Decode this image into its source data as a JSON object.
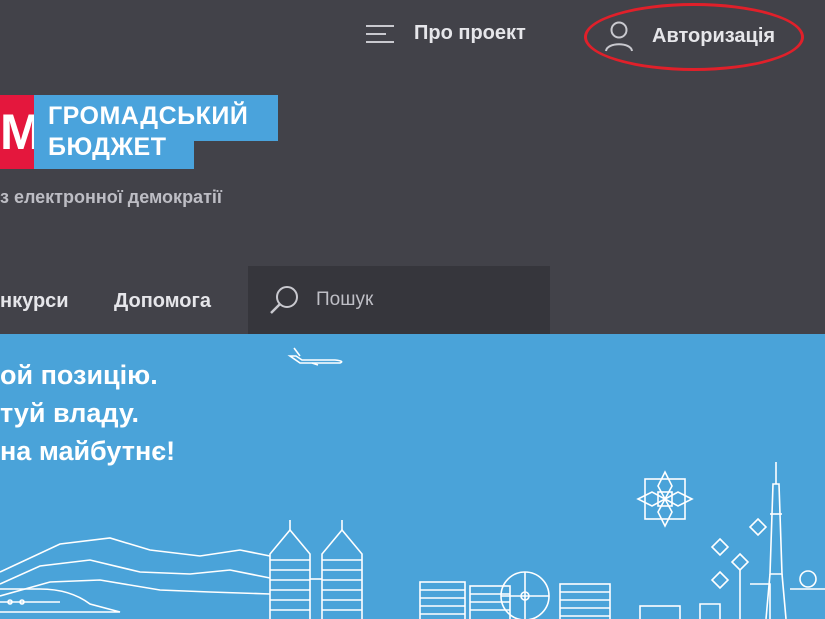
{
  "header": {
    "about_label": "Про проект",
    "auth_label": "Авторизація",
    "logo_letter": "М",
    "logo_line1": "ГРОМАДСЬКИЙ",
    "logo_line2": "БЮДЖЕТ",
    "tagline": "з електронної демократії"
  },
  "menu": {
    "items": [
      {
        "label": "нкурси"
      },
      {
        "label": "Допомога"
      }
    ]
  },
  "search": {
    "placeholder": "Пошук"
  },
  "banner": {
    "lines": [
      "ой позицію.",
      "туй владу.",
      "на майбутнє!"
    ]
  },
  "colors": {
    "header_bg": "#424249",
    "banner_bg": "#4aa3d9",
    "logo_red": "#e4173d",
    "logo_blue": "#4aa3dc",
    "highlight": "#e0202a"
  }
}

------------------------------------------------

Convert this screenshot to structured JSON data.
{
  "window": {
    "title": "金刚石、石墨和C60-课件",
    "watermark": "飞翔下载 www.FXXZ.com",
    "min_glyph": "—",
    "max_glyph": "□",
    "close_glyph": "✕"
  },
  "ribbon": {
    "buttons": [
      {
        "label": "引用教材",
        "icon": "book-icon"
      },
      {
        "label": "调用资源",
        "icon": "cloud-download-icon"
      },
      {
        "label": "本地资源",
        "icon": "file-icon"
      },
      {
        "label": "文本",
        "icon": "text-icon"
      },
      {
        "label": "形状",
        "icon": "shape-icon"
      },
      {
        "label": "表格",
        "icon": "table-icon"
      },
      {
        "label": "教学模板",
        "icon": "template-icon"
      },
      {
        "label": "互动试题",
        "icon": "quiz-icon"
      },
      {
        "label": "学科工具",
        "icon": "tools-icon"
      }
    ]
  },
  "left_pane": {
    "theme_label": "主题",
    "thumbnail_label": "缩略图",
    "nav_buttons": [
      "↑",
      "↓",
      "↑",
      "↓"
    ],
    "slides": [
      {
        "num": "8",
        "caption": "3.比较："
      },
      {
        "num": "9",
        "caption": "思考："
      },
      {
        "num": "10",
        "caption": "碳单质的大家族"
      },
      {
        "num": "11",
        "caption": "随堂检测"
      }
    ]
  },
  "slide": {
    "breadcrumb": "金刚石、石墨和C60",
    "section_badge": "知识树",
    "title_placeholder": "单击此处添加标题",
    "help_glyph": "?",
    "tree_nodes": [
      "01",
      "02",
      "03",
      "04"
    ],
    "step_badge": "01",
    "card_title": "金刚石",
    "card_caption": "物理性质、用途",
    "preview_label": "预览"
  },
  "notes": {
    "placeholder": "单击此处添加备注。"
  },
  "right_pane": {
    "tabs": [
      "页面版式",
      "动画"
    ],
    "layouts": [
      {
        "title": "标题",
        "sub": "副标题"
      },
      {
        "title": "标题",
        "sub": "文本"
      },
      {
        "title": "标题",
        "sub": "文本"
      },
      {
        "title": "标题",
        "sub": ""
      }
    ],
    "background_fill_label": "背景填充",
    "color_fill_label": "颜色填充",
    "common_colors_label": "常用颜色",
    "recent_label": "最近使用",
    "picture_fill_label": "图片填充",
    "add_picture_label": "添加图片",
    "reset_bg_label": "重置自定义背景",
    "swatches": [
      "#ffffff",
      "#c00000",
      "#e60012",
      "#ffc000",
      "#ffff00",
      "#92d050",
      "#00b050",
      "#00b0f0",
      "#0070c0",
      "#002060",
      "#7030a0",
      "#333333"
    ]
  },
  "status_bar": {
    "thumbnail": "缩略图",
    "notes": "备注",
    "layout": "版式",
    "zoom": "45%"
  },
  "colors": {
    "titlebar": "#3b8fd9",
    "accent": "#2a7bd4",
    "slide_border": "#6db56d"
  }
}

------------------------------------------------

§ WRITTEN INSTRUCTION:
Pull out every line in the data above that has the word "icon".

§ COMPLETE RESPONSE:
        "icon": "book-icon"
        "icon": "cloud-download-icon"
        "icon": "file-icon"
        "icon": "text-icon"
        "icon": "shape-icon"
        "icon": "table-icon"
        "icon": "template-icon"
        "icon": "quiz-icon"
        "icon": "tools-icon"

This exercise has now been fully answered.